Given task. Report, as a bare number, how many lines of the material below contain the word "虽不能察".

Records provided.
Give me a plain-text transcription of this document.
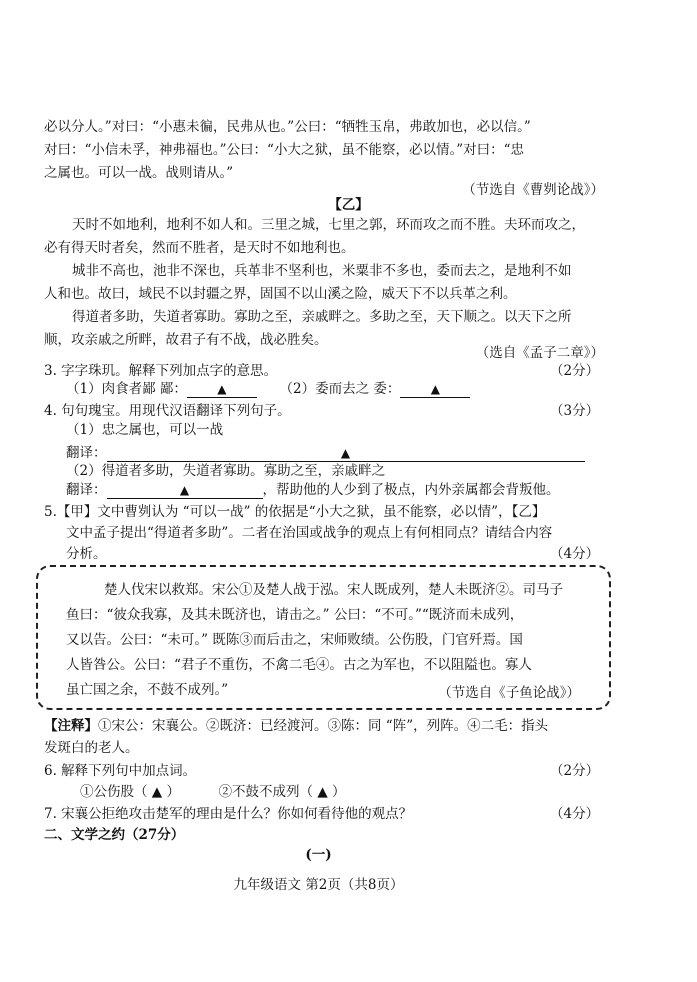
必以分人。”对曰：“小惠未徧，民弗从也。”公曰：“牺牲玉帛，弗敢加也，必以信。”
对曰：“小信未孚，神弗福也。”公曰：“小大之狱，虽不能察，必以情。”对曰：“忠
之属也。可以一战。战则请从。”
（节选自《曹刿论战》）
【乙】
天时不如地利，地利不如人和。三里之城，七里之郭，环而攻之而不胜。夫环而攻之，
必有得天时者矣，然而不胜者，是天时不如地利也。
城非不高也，池非不深也，兵革非不坚利也，米粟非不多也，委而去之，是地利不如
人和也。故曰，域民不以封疆之界，固国不以山溪之险，威天下不以兵革之利。
得道者多助，失道者寡助。寡助之至，亲戚畔之。多助之至，天下顺之。以天下之所
顺，攻亲戚之所畔，故君子有不战，战必胜矣。
（选自《孟子二章》）
3. 字字珠玑。解释下列加点字的意思。	（2分）
（1）肉食者鄙 鄙：	▲	（2）委而去之 委：	▲
4. 句句瑰宝。用现代汉语翻译下列句子。	（3分）
（1）忠之属也，可以一战
翻译：	▲
（2）得道者多助，失道者寡助。寡助之至，亲戚畔之
翻译：	▲	，帮助他的人少到了极点，内外亲属都会背叛他。
5.【甲】文中曹刿认为 “可以一战” 的依据是“小大之狱，虽不能察，必以情”，【乙】
文中孟子提出“得道者多助”。二者在治国或战争的观点上有何相同点？请结合内容
分析。	（4分）
楚人伐宋以救郑。宋公①及楚人战于泓。宋人既成列，楚人未既济②。司马子
鱼曰：“彼众我寡，及其未既济也，请击之。” 公曰：“不可。”“既济而未成列，
又以告。公曰：“未可。” 既陈③而后击之，宋师败绩。公伤股，门官歼焉。国
人皆咎公。公曰：“君子不重伤，不禽二毛④。古之为军也，不以阻隘也。寡人
虽亡国之余，不鼓不成列。”	（节选自《子鱼论战》）
【注释】①宋公：宋襄公。②既济：已经渡河。③陈：同 “阵”，列阵。④二毛：指头
发斑白的老人。
6. 解释下列句中加点词。	（2分）
①公伤股（ ▲ ）	②不鼓不成列（ ▲ ）
7. 宋襄公拒绝攻击楚军的理由是什么？你如何看待他的观点？	（4分）
二、文学之约（27分）
(一)
九年级语文 第2页（共8页）
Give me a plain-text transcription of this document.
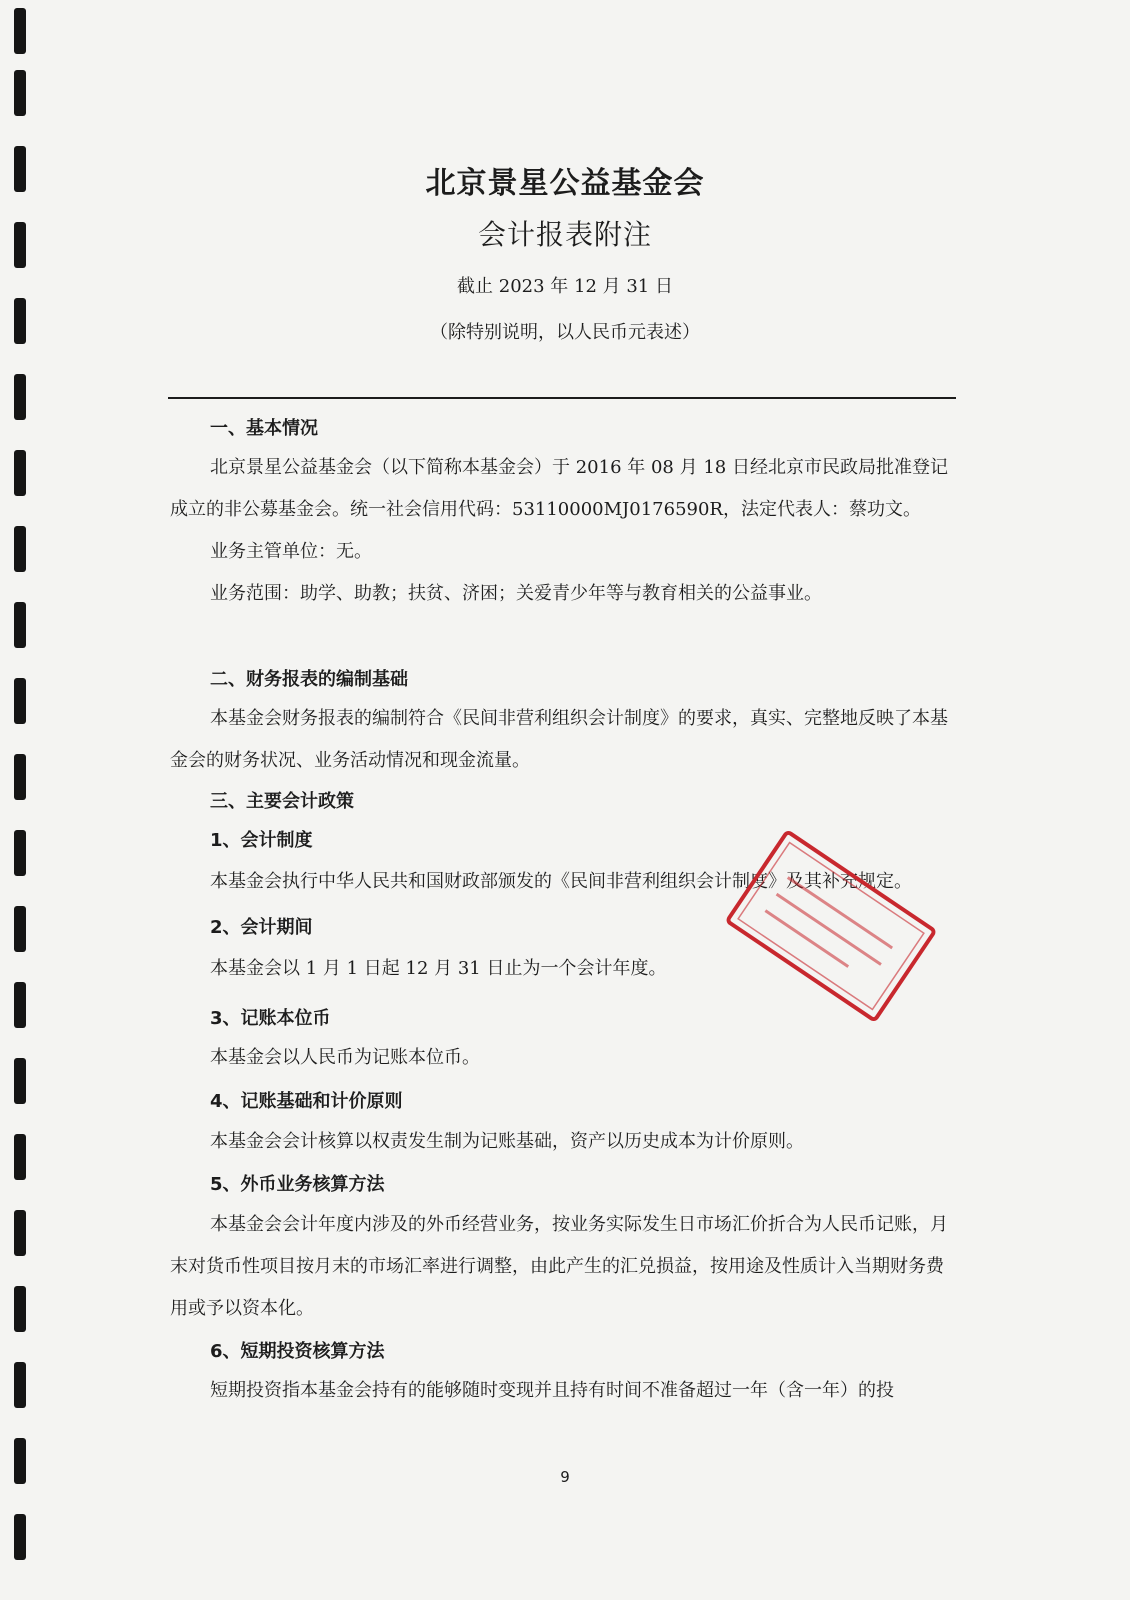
北京景星公益基金会
会计报表附注
截止 2023 年 12 月 31 日
（除特别说明，以人民币元表述）
一、基本情况

北京景星公益基金会（以下简称本基金会）于 2016 年 08 月 18 日经北京市民政局批准登记成立的非公募基金会。统一社会信用代码：53110000MJ0176590R，法定代表人：蔡功文。

业务主管单位：无。

业务范围：助学、助教；扶贫、济困；关爱青少年等与教育相关的公益事业。

二、财务报表的编制基础

本基金会财务报表的编制符合《民间非营利组织会计制度》的要求，真实、完整地反映了本基金会的财务状况、业务活动情况和现金流量。

三、主要会计政策
1、会计制度

本基金会执行中华人民共和国财政部颁发的《民间非营利组织会计制度》及其补充规定。

2、会计期间

本基金会以 1 月 1 日起 12 月 31 日止为一个会计年度。

3、记账本位币

本基金会以人民币为记账本位币。

4、记账基础和计价原则

本基金会会计核算以权责发生制为记账基础，资产以历史成本为计价原则。

5、外币业务核算方法

本基金会会计年度内涉及的外币经营业务，按业务实际发生日市场汇价折合为人民币记账，月末对货币性项目按月末的市场汇率进行调整，由此产生的汇兑损益，按用途及性质计入当期财务费用或予以资本化。

6、短期投资核算方法

短期投资指本基金会持有的能够随时变现并且持有时间不准备超过一年（含一年）的投

9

Finished exercise. 2